== Input material

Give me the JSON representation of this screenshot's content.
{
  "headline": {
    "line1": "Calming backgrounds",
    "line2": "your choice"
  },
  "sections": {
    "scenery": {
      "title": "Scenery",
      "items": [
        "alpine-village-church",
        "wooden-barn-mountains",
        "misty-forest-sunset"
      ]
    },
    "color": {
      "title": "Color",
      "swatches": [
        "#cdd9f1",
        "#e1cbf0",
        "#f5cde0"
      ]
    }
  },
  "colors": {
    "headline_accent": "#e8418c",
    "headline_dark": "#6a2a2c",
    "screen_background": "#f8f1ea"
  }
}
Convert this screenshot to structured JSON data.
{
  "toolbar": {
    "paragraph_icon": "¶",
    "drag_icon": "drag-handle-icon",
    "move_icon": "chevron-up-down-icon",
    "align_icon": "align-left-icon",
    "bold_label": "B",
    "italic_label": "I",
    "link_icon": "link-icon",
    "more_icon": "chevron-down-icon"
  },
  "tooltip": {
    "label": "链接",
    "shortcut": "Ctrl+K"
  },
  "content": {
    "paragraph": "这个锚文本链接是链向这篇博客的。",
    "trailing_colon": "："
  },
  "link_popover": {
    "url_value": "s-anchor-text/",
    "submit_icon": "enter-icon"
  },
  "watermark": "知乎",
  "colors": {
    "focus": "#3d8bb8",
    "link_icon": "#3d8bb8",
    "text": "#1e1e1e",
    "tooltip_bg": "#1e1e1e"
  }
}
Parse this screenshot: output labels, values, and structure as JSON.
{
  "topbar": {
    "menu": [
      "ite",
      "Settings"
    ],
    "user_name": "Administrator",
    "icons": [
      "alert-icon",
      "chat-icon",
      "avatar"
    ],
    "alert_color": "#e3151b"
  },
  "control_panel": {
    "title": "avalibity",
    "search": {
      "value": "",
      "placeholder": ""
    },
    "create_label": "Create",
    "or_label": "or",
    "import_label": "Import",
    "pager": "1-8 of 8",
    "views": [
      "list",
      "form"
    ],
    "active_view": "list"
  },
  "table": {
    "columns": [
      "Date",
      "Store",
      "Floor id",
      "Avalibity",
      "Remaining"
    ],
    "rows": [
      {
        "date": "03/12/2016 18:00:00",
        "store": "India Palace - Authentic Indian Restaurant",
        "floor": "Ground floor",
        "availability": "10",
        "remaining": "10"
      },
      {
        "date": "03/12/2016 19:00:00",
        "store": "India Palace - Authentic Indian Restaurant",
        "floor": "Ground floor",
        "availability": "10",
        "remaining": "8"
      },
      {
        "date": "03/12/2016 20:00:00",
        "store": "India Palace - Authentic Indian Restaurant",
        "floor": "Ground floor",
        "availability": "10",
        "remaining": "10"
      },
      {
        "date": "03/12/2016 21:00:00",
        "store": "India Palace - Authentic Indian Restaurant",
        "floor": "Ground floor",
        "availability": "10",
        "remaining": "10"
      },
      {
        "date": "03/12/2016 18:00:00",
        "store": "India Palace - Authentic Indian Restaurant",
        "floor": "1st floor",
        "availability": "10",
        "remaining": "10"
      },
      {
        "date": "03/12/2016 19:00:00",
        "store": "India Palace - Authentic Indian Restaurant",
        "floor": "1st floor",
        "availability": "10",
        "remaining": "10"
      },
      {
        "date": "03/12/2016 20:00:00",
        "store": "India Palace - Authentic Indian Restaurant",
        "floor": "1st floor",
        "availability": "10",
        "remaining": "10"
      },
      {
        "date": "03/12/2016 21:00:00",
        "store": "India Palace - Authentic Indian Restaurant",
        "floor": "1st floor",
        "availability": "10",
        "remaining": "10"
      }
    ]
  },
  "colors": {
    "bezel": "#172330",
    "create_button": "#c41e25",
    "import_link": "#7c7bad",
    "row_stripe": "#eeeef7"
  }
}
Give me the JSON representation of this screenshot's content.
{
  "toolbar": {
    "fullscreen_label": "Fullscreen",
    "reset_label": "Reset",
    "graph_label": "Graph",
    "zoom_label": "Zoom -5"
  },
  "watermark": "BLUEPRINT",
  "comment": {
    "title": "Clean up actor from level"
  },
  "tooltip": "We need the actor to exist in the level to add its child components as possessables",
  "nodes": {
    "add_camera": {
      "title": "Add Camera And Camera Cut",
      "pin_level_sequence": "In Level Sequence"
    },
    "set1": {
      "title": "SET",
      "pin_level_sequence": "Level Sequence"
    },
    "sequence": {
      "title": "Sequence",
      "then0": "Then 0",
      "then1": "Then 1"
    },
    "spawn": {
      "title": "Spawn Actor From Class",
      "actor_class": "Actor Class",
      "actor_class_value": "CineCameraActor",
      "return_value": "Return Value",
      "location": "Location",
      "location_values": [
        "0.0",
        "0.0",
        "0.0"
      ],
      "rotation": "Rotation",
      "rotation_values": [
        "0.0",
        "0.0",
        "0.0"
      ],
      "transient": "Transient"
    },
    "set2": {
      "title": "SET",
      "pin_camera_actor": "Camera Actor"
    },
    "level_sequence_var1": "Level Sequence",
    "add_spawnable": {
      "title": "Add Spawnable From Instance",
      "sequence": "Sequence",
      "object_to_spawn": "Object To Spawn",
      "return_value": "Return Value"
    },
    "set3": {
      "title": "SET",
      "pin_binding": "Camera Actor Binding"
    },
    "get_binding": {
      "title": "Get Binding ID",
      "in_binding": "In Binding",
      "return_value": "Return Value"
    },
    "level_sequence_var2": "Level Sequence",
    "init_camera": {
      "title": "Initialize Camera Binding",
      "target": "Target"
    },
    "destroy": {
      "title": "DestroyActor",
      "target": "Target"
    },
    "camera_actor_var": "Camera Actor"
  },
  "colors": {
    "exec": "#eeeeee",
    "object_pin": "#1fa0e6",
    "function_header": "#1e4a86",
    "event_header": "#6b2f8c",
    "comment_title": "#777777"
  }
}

====

Required task:
Restate each of the entries above verbatim.

Exercise output:
Give me the JSON representation of this screenshot's content.
{
  "headline": {
    "line1": "Calming backgrounds",
    "line2": "your choice"
  },
  "sections": {
    "scenery": {
      "title": "Scenery",
      "items": [
        "alpine-village-church",
        "wooden-barn-mountains",
        "misty-forest-sunset"
      ]
    },
    "color": {
      "title": "Color",
      "swatches": [
        "#cdd9f1",
        "#e1cbf0",
        "#f5cde0"
      ]
    }
  },
  "colors": {
    "headline_accent": "#e8418c",
    "headline_dark": "#6a2a2c",
    "screen_background": "#f8f1ea"
  }
}
Convert this screenshot to structured JSON data.
{
  "toolbar": {
    "paragraph_icon": "¶",
    "drag_icon": "drag-handle-icon",
    "move_icon": "chevron-up-down-icon",
    "align_icon": "align-left-icon",
    "bold_label": "B",
    "italic_label": "I",
    "link_icon": "link-icon",
    "more_icon": "chevron-down-icon"
  },
  "tooltip": {
    "label": "链接",
    "shortcut": "Ctrl+K"
  },
  "content": {
    "paragraph": "这个锚文本链接是链向这篇博客的。",
    "trailing_colon": "："
  },
  "link_popover": {
    "url_value": "s-anchor-text/",
    "submit_icon": "enter-icon"
  },
  "watermark": "知乎",
  "colors": {
    "focus": "#3d8bb8",
    "link_icon": "#3d8bb8",
    "text": "#1e1e1e",
    "tooltip_bg": "#1e1e1e"
  }
}
Parse this screenshot: output labels, values, and structure as JSON.
{
  "topbar": {
    "menu": [
      "ite",
      "Settings"
    ],
    "user_name": "Administrator",
    "icons": [
      "alert-icon",
      "chat-icon",
      "avatar"
    ],
    "alert_color": "#e3151b"
  },
  "control_panel": {
    "title": "avalibity",
    "search": {
      "value": "",
      "placeholder": ""
    },
    "create_label": "Create",
    "or_label": "or",
    "import_label": "Import",
    "pager": "1-8 of 8",
    "views": [
      "list",
      "form"
    ],
    "active_view": "list"
  },
  "table": {
    "columns": [
      "Date",
      "Store",
      "Floor id",
      "Avalibity",
      "Remaining"
    ],
    "rows": [
      {
        "date": "03/12/2016 18:00:00",
        "store": "India Palace - Authentic Indian Restaurant",
        "floor": "Ground floor",
        "availability": "10",
        "remaining": "10"
      },
      {
        "date": "03/12/2016 19:00:00",
        "store": "India Palace - Authentic Indian Restaurant",
        "floor": "Ground floor",
        "availability": "10",
        "remaining": "8"
      },
      {
        "date": "03/12/2016 20:00:00",
        "store": "India Palace - Authentic Indian Restaurant",
        "floor": "Ground floor",
        "availability": "10",
        "remaining": "10"
      },
      {
        "date": "03/12/2016 21:00:00",
        "store": "India Palace - Authentic Indian Restaurant",
        "floor": "Ground floor",
        "availability": "10",
        "remaining": "10"
      },
      {
        "date": "03/12/2016 18:00:00",
        "store": "India Palace - Authentic Indian Restaurant",
        "floor": "1st floor",
        "availability": "10",
        "remaining": "10"
      },
      {
        "date": "03/12/2016 19:00:00",
        "store": "India Palace - Authentic Indian Restaurant",
        "floor": "1st floor",
        "availability": "10",
        "remaining": "10"
      },
      {
        "date": "03/12/2016 20:00:00",
        "store": "India Palace - Authentic Indian Restaurant",
        "floor": "1st floor",
        "availability": "10",
        "remaining": "10"
      },
      {
        "date": "03/12/2016 21:00:00",
        "store": "India Palace - Authentic Indian Restaurant",
        "floor": "1st floor",
        "availability": "10",
        "remaining": "10"
      }
    ]
  },
  "colors": {
    "bezel": "#172330",
    "create_button": "#c41e25",
    "import_link": "#7c7bad",
    "row_stripe": "#eeeef7"
  }
}
Give me the JSON representation of this screenshot's content.
{
  "toolbar": {
    "fullscreen_label": "Fullscreen",
    "reset_label": "Reset",
    "graph_label": "Graph",
    "zoom_label": "Zoom -5"
  },
  "watermark": "BLUEPRINT",
  "comment": {
    "title": "Clean up actor from level"
  },
  "tooltip": "We need the actor to exist in the level to add its child components as possessables",
  "nodes": {
    "add_camera": {
      "title": "Add Camera And Camera Cut",
      "pin_level_sequence": "In Level Sequence"
    },
    "set1": {
      "title": "SET",
      "pin_level_sequence": "Level Sequence"
    },
    "sequence": {
      "title": "Sequence",
      "then0": "Then 0",
      "then1": "Then 1"
    },
    "spawn": {
      "title": "Spawn Actor From Class",
      "actor_class": "Actor Class",
      "actor_class_value": "CineCameraActor",
      "return_value": "Return Value",
      "location": "Location",
      "location_values": [
        "0.0",
        "0.0",
        "0.0"
      ],
      "rotation": "Rotation",
      "rotation_values": [
        "0.0",
        "0.0",
        "0.0"
      ],
      "transient": "Transient"
    },
    "set2": {
      "title": "SET",
      "pin_camera_actor": "Camera Actor"
    },
    "level_sequence_var1": "Level Sequence",
    "add_spawnable": {
      "title": "Add Spawnable From Instance",
      "sequence": "Sequence",
      "object_to_spawn": "Object To Spawn",
      "return_value": "Return Value"
    },
    "set3": {
      "title": "SET",
      "pin_binding": "Camera Actor Binding"
    },
    "get_binding": {
      "title": "Get Binding ID",
      "in_binding": "In Binding",
      "return_value": "Return Value"
    },
    "level_sequence_var2": "Level Sequence",
    "init_camera": {
      "title": "Initialize Camera Binding",
      "target": "Target"
    },
    "destroy": {
      "title": "DestroyActor",
      "target": "Target"
    },
    "camera_actor_var": "Camera Actor"
  },
  "colors": {
    "exec": "#eeeeee",
    "object_pin": "#1fa0e6",
    "function_header": "#1e4a86",
    "event_header": "#6b2f8c",
    "comment_title": "#777777"
  }
}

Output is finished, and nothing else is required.